■ Set task
Lines containing the word "have" are to be located and copied.

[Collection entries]
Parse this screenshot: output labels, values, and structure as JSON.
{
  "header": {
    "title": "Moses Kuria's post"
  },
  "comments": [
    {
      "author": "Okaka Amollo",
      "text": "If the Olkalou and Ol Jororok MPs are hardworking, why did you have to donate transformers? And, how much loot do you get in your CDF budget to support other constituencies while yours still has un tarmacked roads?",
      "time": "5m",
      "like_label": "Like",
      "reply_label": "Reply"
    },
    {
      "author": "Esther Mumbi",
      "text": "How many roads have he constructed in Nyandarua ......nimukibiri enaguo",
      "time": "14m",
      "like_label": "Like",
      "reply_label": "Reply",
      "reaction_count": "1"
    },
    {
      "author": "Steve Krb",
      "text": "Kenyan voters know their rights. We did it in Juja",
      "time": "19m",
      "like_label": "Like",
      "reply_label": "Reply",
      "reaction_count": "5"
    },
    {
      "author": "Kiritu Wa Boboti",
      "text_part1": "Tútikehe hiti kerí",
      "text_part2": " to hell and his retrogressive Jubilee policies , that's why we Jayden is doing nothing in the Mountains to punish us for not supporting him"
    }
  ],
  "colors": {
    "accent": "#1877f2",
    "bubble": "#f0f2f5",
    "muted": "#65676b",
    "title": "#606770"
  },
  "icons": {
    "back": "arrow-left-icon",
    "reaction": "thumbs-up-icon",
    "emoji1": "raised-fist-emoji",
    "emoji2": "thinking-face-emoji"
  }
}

---

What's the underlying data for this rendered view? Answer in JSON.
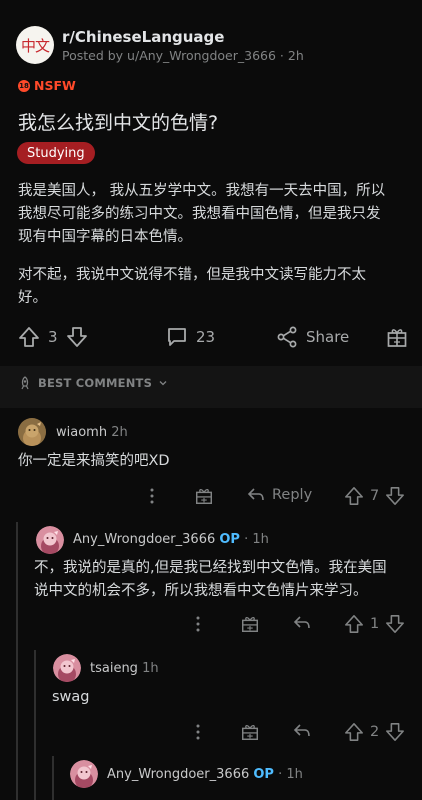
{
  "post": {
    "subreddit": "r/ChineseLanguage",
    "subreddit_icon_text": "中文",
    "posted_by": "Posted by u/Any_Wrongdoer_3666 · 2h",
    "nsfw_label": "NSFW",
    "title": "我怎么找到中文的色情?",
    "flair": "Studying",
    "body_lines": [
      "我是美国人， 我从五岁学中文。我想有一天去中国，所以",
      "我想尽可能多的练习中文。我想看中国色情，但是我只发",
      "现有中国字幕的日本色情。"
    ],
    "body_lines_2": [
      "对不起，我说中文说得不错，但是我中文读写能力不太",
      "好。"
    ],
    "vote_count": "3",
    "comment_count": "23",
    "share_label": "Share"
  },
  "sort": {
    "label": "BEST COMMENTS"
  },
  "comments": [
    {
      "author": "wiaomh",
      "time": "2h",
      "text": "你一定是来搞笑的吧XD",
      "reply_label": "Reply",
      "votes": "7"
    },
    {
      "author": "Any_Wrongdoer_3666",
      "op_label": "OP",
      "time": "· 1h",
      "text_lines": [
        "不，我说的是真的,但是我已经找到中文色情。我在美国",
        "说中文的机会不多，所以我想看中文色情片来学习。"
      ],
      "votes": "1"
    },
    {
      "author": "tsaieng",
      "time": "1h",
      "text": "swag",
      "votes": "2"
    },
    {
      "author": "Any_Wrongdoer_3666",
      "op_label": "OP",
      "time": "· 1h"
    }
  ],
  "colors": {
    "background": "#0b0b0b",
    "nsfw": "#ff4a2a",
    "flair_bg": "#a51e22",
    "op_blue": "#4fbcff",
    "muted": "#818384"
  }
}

■ Expected answer
      "text": "If the Olkalou and Ol Jororok MPs are hardworking, why did you have to donate transformers? And, how much loot do you get in your CDF budget to support other constituencies while yours still has un tarmacked roads?",
      "text": "How many roads have he constructed in Nyandarua ......nimukibiri enaguo",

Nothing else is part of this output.